[Begin]
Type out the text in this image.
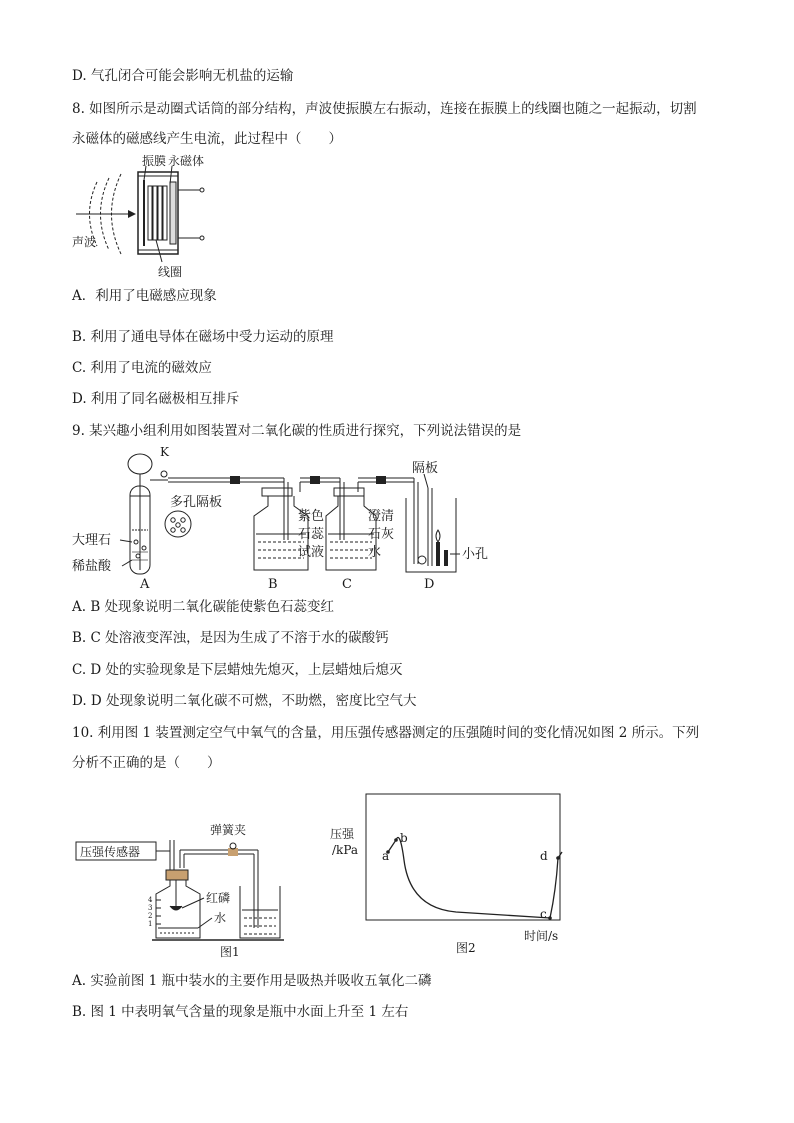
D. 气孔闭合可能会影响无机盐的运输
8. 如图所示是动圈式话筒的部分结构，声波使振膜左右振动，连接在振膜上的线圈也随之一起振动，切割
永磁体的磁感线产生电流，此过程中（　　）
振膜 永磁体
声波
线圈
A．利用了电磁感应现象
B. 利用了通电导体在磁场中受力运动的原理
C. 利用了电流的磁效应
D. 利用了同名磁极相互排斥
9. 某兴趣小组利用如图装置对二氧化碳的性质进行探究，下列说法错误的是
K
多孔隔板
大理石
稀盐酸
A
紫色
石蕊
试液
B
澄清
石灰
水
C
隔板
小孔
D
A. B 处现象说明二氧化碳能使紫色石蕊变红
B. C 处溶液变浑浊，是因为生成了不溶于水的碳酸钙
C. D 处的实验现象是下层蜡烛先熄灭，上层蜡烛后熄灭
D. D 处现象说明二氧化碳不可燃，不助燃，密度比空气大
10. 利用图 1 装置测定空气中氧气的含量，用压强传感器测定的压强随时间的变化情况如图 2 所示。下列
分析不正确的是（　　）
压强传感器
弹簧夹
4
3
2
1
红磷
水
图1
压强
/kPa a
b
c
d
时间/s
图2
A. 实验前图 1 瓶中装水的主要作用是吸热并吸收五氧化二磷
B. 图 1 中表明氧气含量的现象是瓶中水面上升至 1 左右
[End]
What you will do – Exact duplication of all the records is required; pictures are omitted from the copy.

Answer to the task –
Type out the text in this image.
D. 气孔闭合可能会影响无机盐的运输
8. 如图所示是动圈式话筒的部分结构，声波使振膜左右振动，连接在振膜上的线圈也随之一起振动，切割
永磁体的磁感线产生电流，此过程中（　　）
振膜 永磁体
声波
线圈
A．利用了电磁感应现象
B. 利用了通电导体在磁场中受力运动的原理
C. 利用了电流的磁效应
D. 利用了同名磁极相互排斥
9. 某兴趣小组利用如图装置对二氧化碳的性质进行探究，下列说法错误的是
K
多孔隔板
大理石
稀盐酸
A
紫色
石蕊
试液
B
澄清
石灰
水
C
隔板
小孔
D
A. B 处现象说明二氧化碳能使紫色石蕊变红
B. C 处溶液变浑浊，是因为生成了不溶于水的碳酸钙
C. D 处的实验现象是下层蜡烛先熄灭，上层蜡烛后熄灭
D. D 处现象说明二氧化碳不可燃，不助燃，密度比空气大
10. 利用图 1 装置测定空气中氧气的含量，用压强传感器测定的压强随时间的变化情况如图 2 所示。下列
分析不正确的是（　　）
压强传感器
弹簧夹
4
3
2
1
红磷
水
图1
压强
/kPa a
b
c
d
时间/s
图2
A. 实验前图 1 瓶中装水的主要作用是吸热并吸收五氧化二磷
B. 图 1 中表明氧气含量的现象是瓶中水面上升至 1 左右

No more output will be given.